● **Exercise**:
Please find all lines in the data that hold the string "content" and copy them.

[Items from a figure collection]
####################
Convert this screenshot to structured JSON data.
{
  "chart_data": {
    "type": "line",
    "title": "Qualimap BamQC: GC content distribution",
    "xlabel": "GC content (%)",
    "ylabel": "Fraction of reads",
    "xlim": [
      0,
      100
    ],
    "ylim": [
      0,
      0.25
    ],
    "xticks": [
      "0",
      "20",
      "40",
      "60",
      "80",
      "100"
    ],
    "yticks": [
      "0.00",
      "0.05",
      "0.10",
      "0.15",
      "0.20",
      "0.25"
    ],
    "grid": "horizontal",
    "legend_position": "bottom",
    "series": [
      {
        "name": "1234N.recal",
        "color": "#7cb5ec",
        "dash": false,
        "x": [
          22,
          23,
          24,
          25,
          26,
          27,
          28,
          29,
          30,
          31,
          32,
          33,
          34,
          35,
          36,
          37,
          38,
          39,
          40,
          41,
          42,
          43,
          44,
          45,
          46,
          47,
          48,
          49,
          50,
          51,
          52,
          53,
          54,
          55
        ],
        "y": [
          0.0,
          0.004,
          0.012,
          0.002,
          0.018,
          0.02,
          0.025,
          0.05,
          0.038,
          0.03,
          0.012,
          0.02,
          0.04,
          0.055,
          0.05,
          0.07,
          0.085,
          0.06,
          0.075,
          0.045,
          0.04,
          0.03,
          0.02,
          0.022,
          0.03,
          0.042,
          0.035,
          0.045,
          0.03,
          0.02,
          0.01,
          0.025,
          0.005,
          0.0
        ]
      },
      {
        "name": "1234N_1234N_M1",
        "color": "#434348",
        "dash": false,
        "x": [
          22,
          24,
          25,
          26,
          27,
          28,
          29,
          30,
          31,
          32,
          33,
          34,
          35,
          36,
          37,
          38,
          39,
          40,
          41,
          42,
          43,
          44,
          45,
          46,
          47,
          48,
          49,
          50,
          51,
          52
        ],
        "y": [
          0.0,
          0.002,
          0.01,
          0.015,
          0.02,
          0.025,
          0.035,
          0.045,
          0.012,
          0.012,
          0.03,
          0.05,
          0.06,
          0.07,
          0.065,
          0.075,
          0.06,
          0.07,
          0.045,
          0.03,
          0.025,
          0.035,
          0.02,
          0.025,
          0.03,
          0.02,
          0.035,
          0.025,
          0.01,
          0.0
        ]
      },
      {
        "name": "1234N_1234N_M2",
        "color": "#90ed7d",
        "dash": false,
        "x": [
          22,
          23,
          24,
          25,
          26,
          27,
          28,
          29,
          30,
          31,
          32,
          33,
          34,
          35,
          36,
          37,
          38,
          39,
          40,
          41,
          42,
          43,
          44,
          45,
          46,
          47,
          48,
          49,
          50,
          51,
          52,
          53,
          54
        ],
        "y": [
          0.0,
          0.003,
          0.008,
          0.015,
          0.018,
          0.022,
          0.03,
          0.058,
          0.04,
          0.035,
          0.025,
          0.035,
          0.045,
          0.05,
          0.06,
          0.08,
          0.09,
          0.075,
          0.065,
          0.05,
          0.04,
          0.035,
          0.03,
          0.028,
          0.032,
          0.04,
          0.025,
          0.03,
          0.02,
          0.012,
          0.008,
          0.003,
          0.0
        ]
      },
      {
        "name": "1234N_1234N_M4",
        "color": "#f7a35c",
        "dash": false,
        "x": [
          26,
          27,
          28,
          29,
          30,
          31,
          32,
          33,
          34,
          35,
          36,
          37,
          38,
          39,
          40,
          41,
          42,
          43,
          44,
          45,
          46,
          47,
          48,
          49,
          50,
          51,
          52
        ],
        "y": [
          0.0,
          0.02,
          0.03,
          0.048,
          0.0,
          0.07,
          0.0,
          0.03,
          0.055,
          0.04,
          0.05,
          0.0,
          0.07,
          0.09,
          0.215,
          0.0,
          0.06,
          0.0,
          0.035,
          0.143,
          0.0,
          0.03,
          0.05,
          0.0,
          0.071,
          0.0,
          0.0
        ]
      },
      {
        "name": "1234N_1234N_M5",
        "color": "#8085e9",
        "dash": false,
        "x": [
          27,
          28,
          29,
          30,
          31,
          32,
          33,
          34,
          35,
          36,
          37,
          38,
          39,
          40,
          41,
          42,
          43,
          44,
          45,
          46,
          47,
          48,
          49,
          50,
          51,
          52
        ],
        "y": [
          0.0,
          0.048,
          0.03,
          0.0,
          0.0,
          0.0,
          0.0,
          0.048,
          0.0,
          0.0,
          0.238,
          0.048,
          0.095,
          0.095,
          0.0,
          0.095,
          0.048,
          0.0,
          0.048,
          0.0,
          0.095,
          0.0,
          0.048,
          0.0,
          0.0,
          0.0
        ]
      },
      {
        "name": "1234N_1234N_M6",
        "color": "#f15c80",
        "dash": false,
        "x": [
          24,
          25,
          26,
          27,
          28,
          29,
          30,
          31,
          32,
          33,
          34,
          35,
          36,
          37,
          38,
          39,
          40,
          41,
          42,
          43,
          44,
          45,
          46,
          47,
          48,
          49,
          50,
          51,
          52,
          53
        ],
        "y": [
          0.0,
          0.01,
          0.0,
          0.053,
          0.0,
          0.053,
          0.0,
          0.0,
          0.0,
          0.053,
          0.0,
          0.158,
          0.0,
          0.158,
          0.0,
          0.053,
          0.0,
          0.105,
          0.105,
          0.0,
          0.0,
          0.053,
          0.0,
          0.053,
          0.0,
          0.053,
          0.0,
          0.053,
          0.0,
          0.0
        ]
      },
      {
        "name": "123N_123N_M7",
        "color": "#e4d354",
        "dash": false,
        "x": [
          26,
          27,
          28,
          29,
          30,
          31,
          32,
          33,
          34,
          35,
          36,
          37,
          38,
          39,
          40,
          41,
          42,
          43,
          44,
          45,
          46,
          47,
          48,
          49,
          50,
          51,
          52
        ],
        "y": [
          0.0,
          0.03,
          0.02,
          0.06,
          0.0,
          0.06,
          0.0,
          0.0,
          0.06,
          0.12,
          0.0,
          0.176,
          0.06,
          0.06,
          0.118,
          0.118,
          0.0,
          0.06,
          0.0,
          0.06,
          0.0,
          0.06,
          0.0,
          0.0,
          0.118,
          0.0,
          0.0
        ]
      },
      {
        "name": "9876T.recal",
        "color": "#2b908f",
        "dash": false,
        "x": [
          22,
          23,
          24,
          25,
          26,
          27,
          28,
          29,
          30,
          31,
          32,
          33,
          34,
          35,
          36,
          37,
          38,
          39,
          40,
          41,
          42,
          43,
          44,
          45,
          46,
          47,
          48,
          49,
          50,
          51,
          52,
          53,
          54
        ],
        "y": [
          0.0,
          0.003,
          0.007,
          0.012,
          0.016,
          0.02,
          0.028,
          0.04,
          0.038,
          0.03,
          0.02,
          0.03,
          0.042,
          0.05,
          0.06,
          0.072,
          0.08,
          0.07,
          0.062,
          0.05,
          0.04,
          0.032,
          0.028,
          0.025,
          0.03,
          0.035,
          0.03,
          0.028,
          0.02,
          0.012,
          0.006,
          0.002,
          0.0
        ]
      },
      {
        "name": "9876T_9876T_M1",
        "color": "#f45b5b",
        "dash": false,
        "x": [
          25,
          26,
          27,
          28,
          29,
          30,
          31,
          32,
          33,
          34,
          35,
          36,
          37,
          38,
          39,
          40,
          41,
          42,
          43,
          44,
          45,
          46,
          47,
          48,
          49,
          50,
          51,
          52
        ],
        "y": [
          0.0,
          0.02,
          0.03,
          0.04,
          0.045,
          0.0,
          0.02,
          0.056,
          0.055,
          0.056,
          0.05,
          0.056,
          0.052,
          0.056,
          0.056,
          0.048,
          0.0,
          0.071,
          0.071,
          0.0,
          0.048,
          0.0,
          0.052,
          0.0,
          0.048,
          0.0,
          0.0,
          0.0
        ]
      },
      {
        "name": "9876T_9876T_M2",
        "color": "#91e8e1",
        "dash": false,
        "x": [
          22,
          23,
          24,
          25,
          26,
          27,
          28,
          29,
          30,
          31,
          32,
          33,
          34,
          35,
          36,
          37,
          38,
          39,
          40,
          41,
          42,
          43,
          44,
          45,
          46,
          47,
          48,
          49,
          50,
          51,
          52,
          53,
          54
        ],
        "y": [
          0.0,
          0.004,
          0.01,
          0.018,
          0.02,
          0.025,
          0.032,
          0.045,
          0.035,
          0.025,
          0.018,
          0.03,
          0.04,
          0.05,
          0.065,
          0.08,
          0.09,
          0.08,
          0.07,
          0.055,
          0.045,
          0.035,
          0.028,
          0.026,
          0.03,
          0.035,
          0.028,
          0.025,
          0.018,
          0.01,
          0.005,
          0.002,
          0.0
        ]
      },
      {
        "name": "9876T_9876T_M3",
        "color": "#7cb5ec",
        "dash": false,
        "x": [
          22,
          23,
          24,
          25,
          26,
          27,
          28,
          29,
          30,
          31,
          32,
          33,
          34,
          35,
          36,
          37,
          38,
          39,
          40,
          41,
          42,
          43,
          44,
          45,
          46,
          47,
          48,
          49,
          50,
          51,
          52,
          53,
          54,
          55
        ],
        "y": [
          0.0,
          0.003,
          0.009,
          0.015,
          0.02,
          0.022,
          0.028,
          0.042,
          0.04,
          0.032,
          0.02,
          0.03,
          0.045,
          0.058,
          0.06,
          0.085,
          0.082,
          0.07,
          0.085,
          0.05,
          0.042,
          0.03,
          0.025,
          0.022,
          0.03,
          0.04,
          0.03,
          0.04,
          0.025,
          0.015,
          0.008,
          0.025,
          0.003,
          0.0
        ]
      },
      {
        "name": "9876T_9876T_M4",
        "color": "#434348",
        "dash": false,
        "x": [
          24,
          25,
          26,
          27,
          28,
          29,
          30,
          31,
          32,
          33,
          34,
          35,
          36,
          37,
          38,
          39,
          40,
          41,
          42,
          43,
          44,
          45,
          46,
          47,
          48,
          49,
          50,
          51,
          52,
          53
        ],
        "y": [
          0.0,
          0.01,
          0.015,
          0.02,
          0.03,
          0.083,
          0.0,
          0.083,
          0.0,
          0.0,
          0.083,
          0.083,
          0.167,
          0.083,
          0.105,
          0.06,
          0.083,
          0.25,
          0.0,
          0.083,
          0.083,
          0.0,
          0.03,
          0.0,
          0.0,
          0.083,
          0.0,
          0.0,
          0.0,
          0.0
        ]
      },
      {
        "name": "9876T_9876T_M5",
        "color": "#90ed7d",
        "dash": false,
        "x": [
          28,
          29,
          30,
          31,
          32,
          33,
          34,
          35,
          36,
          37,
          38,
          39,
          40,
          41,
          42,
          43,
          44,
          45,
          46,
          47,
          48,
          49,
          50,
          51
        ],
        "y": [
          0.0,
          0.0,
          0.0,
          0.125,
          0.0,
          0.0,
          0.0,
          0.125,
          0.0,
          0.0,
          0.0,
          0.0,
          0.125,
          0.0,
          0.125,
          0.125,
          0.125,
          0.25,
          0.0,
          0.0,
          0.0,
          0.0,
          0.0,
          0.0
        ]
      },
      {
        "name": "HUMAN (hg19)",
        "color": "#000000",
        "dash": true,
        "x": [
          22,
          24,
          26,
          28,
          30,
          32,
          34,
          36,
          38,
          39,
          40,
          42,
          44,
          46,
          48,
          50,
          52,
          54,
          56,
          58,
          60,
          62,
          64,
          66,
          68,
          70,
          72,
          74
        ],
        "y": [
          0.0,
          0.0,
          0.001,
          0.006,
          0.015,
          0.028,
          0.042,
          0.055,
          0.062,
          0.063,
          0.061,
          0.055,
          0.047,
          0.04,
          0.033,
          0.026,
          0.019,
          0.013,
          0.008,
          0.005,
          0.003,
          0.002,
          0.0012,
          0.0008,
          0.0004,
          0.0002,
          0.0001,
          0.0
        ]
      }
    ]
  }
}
####################
● **Task output**:
    "title": "Qualimap BamQC: GC content distribution",
    "xlabel": "GC content (%)",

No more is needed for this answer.